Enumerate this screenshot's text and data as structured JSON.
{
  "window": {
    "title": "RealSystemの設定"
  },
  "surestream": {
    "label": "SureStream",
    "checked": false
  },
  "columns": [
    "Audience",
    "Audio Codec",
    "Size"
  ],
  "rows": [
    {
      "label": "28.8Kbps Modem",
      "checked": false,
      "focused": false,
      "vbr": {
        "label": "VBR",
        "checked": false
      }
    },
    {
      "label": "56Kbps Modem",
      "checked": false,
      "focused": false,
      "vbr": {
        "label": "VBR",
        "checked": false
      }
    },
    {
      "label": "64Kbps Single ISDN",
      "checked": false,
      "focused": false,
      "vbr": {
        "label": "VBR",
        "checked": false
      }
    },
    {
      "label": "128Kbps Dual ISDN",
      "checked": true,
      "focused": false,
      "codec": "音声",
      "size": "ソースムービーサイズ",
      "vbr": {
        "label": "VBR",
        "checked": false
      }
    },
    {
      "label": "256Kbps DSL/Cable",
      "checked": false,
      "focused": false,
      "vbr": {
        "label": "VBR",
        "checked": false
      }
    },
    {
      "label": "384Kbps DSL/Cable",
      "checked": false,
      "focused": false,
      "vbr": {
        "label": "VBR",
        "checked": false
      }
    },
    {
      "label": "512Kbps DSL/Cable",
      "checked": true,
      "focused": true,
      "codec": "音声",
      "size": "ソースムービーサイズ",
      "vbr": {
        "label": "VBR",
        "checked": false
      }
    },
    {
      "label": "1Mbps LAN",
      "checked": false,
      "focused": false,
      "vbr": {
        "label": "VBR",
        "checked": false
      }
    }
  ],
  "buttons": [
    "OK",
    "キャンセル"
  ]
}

____

## OBJECTIVE
Work out how many lines in the records above contain the word "Cable", and give only that number.

## RESULT
3